[Work to be completed] Go through the listing and return every line with "lésions" in it.

(Stored data)

• • • •

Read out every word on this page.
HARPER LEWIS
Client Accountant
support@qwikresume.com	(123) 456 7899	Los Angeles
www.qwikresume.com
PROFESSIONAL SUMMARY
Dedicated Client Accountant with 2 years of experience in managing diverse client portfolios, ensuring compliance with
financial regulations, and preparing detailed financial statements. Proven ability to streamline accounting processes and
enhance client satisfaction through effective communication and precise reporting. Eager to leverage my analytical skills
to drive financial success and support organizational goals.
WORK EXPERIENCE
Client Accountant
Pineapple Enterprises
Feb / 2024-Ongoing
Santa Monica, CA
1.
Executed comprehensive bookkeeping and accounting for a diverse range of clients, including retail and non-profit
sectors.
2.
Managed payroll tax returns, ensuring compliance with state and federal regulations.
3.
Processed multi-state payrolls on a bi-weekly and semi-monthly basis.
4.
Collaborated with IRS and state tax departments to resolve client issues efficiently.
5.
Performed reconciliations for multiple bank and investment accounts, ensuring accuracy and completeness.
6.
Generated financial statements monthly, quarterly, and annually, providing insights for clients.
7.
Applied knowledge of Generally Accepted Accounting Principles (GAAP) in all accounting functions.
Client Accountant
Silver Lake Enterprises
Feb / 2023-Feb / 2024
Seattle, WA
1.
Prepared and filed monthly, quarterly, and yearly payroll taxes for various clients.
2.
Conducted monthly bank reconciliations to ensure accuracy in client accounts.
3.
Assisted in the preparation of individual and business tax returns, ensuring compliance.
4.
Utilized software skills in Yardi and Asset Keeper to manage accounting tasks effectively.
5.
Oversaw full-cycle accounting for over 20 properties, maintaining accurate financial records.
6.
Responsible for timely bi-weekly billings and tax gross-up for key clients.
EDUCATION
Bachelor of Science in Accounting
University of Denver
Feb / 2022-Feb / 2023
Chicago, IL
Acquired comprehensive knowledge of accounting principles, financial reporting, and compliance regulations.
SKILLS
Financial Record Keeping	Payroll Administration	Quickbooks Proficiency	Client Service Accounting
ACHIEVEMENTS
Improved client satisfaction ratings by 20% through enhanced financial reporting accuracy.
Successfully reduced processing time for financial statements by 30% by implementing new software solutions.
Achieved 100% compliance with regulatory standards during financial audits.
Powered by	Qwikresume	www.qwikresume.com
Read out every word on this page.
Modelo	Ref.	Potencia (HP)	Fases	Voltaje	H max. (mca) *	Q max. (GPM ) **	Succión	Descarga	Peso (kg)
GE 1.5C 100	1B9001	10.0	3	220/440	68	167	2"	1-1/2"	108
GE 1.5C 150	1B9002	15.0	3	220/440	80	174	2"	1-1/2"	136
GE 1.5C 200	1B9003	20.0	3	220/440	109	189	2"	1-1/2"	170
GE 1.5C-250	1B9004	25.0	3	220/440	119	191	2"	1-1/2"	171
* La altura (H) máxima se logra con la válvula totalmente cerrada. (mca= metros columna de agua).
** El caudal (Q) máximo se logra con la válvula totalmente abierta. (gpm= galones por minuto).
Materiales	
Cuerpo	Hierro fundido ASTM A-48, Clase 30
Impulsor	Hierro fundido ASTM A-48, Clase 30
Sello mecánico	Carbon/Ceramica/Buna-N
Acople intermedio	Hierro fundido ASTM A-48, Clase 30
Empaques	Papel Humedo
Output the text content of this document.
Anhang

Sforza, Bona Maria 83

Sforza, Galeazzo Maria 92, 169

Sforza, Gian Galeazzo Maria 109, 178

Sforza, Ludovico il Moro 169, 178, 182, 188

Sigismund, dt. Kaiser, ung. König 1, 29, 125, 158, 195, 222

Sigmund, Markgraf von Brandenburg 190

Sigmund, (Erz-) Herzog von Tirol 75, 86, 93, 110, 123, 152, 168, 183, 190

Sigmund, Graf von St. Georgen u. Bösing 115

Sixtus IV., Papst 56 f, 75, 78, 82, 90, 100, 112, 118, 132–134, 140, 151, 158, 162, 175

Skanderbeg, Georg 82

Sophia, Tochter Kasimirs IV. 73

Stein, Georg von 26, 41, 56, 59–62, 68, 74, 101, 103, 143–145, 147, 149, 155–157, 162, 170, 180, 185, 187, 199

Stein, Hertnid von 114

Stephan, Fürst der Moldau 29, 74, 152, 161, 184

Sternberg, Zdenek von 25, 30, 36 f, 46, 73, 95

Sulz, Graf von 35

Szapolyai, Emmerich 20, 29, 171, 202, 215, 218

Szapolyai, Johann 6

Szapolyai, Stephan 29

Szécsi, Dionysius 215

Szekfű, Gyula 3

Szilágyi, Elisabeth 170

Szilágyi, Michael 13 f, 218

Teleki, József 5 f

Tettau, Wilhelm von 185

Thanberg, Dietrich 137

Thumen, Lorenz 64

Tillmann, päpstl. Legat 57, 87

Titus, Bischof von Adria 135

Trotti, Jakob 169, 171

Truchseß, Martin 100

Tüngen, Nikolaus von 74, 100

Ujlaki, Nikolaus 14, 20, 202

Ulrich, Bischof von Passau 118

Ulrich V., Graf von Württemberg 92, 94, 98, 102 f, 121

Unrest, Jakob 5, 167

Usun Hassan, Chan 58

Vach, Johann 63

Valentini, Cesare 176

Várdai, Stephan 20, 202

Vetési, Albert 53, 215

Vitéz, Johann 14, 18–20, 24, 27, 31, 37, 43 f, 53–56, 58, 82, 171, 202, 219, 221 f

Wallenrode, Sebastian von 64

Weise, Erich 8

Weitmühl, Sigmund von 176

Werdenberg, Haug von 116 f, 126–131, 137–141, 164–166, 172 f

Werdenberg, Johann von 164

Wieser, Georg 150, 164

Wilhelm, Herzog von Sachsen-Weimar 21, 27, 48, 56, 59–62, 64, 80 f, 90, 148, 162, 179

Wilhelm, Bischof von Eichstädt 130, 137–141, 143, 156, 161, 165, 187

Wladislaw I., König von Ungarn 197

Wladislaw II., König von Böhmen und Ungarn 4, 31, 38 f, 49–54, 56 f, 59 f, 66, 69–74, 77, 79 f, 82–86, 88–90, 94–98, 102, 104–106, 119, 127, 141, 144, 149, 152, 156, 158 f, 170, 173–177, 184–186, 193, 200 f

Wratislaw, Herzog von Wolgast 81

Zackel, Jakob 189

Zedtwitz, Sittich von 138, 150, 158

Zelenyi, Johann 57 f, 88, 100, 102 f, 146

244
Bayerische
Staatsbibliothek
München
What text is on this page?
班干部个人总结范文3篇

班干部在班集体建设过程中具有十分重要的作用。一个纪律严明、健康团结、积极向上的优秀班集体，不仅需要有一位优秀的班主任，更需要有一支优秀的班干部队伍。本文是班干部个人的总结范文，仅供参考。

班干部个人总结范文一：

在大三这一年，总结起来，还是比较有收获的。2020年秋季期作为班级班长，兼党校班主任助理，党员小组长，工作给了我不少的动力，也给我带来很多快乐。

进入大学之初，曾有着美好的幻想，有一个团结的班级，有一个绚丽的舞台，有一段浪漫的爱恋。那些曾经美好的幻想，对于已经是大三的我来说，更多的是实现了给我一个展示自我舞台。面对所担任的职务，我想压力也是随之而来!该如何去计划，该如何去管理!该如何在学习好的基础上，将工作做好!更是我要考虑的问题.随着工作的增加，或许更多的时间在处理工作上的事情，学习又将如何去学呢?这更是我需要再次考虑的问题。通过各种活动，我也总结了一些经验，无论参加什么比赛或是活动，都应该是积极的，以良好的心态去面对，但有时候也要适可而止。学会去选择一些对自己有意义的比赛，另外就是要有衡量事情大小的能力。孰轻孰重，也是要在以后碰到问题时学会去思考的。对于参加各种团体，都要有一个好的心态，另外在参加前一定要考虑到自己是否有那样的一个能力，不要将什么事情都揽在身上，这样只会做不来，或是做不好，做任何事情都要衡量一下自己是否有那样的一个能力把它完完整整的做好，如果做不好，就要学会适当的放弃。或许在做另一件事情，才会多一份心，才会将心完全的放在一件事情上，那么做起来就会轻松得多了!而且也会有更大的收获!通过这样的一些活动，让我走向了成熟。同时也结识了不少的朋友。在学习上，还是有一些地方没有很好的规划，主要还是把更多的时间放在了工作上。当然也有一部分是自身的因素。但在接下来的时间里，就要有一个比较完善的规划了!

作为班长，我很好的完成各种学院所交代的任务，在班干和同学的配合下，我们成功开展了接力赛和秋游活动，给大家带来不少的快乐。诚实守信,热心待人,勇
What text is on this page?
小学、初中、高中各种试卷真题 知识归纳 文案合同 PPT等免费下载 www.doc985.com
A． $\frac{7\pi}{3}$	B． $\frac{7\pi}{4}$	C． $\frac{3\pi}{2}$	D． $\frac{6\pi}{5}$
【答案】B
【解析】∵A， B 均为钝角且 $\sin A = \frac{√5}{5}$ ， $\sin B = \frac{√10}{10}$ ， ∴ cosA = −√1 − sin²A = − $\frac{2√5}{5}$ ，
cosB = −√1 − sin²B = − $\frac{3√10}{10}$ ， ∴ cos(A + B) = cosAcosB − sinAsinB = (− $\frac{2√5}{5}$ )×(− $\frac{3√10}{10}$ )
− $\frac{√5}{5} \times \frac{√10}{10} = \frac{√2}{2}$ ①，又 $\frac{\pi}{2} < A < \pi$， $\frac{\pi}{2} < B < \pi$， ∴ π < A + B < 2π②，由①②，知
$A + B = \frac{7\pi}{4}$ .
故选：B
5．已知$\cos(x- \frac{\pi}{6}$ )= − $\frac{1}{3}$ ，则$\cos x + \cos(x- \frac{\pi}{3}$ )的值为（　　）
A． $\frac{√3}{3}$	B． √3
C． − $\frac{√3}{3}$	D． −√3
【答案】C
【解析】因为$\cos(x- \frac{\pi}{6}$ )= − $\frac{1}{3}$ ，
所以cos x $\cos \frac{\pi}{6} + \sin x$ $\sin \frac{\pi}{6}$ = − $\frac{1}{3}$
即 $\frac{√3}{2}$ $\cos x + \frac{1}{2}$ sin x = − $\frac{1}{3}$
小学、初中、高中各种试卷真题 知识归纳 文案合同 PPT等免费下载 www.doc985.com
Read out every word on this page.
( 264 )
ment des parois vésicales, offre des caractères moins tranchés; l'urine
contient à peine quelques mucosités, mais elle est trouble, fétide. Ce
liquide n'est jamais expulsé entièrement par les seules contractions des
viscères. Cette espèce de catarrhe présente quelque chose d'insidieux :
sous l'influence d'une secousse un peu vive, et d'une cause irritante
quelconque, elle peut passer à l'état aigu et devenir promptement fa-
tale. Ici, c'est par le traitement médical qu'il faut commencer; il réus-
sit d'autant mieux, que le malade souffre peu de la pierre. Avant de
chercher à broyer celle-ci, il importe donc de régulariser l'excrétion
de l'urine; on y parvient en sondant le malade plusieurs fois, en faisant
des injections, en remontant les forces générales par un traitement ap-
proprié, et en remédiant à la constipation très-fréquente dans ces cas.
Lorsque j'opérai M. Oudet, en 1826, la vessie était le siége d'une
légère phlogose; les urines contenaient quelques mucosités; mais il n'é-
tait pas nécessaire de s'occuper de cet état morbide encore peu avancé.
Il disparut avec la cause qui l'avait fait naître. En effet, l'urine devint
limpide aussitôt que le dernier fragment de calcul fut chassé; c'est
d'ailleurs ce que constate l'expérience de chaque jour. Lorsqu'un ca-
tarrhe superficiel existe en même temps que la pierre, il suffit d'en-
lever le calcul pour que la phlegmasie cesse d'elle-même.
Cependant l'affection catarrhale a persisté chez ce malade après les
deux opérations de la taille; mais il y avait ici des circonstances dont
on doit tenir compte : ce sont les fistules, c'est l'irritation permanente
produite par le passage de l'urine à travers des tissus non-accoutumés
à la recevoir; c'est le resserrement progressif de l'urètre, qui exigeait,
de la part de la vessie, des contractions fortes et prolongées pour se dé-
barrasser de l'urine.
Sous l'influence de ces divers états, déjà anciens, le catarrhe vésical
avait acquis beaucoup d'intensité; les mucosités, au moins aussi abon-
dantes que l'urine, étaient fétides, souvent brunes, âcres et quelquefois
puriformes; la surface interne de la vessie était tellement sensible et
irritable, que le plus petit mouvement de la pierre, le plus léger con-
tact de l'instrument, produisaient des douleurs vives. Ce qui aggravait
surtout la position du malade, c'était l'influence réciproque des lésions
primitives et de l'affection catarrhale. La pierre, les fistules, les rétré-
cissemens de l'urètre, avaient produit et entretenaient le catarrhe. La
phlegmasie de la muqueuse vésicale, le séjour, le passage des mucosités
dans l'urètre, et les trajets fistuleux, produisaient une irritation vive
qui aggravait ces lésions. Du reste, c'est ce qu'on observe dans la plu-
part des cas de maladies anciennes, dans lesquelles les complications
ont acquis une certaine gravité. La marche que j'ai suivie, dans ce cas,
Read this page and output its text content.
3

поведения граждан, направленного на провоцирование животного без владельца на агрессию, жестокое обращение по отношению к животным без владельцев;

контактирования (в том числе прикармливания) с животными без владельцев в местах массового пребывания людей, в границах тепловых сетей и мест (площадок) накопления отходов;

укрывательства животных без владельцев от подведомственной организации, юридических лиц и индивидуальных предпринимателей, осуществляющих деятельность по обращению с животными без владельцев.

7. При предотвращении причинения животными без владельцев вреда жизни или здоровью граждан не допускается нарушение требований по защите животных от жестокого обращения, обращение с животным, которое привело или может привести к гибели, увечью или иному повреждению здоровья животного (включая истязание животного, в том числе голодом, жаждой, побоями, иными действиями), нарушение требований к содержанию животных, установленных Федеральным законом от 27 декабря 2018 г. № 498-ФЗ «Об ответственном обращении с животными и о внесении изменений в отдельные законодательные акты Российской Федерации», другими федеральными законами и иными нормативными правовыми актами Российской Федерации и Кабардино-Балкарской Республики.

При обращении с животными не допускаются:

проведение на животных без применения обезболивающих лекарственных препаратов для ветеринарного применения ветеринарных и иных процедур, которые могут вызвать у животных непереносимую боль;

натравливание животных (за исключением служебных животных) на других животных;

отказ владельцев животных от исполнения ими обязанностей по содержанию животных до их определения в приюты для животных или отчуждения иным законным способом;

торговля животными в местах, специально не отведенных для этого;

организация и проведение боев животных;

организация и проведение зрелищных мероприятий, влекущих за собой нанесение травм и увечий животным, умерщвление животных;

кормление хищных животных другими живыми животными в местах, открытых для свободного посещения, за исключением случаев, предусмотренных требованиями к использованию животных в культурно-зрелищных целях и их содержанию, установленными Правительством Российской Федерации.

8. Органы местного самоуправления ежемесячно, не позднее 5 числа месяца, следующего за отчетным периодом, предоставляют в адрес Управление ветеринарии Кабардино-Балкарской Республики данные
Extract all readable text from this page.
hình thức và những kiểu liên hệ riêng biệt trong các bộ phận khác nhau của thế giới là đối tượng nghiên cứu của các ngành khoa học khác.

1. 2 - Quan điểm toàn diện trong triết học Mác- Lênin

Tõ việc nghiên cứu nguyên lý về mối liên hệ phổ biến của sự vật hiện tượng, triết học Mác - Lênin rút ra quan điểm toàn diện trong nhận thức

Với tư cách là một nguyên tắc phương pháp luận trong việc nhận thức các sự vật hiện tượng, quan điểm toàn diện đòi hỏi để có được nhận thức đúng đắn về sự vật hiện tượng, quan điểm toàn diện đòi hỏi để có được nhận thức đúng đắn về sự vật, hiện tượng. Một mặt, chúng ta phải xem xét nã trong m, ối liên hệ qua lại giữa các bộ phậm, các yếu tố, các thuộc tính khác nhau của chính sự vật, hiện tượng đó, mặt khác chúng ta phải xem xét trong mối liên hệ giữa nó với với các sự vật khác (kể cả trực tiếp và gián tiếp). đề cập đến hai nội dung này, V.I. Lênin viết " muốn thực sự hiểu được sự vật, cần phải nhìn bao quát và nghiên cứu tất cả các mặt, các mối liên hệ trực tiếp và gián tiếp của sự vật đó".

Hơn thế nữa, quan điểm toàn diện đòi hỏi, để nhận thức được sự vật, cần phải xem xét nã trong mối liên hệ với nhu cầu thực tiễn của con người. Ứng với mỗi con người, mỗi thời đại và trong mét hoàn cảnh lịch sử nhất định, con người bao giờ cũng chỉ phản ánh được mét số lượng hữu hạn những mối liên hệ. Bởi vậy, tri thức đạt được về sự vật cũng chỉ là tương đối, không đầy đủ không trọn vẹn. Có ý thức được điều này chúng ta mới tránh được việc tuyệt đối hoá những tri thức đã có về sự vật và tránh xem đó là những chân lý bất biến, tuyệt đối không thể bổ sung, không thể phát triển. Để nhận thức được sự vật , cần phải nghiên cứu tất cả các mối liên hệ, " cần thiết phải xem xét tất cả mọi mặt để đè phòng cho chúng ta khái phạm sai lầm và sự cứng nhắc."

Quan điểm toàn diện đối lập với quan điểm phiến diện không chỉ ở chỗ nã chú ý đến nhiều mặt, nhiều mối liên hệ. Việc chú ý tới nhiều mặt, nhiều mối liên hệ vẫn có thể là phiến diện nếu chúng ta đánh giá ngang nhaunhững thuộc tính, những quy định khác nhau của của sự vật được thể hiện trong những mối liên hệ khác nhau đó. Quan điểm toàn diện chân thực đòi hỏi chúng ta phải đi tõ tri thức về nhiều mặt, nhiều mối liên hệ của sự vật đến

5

• • • •

[Result for this task]
surtout la position du malade, c'était l'influence réciproque des lésions
qui aggravait ces lésions. Du reste, c'est ce qu'on observe dans la plu-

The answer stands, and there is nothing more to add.